* _EXERCISE REQUIREMENTS_: Within the records below, find each line that holds the string "умножением", then copy it.

* _EXCERPTED DATA_:
════

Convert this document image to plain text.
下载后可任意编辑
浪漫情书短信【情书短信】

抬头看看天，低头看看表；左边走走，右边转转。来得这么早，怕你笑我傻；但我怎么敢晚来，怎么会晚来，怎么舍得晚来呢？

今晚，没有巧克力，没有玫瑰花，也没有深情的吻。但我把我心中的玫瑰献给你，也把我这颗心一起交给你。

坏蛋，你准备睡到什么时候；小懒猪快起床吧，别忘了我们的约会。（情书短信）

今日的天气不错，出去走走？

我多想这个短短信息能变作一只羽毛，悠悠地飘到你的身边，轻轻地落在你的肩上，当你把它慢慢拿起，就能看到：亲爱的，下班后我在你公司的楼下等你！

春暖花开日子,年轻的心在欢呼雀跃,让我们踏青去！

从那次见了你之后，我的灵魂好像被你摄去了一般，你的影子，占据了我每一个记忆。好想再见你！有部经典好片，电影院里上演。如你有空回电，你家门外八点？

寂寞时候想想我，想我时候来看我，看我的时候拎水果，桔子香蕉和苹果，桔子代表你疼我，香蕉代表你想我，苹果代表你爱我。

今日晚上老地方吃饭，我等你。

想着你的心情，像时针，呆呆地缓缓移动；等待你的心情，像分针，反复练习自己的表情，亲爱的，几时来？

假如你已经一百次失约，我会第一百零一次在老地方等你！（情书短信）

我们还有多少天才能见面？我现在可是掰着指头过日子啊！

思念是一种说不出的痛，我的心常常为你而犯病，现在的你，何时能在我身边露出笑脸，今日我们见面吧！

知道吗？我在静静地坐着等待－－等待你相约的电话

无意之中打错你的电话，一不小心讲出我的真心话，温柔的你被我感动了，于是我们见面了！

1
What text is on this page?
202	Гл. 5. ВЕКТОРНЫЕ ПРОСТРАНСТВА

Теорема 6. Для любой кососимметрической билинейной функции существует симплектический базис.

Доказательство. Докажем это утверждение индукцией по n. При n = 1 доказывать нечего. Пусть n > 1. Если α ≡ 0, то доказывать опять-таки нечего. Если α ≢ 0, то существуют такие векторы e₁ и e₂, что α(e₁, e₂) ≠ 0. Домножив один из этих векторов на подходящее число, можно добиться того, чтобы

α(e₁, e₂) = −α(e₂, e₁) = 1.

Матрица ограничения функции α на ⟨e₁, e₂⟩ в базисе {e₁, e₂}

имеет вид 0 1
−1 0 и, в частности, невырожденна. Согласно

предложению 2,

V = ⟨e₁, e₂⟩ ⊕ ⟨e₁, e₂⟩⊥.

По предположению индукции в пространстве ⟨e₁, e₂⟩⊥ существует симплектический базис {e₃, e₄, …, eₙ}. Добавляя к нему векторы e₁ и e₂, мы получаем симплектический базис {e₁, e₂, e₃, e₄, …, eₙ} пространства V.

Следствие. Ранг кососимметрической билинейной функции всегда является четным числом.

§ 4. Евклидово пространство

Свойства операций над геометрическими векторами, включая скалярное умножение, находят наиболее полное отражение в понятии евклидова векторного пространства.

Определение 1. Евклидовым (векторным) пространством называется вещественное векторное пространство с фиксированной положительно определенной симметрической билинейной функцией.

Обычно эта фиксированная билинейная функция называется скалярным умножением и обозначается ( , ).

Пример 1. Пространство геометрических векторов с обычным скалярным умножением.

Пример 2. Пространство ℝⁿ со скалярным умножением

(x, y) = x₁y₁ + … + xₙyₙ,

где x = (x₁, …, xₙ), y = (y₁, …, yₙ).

════

* _ANSWER TO THIS PROBLEM_:
Обычно эта фиксированная билинейная функция называется скалярным умножением и обозначается ( , ).
Пример 1. Пространство геометрических векторов с обычным скалярным умножением.
Пример 2. Пространство ℝⁿ со скалярным умножением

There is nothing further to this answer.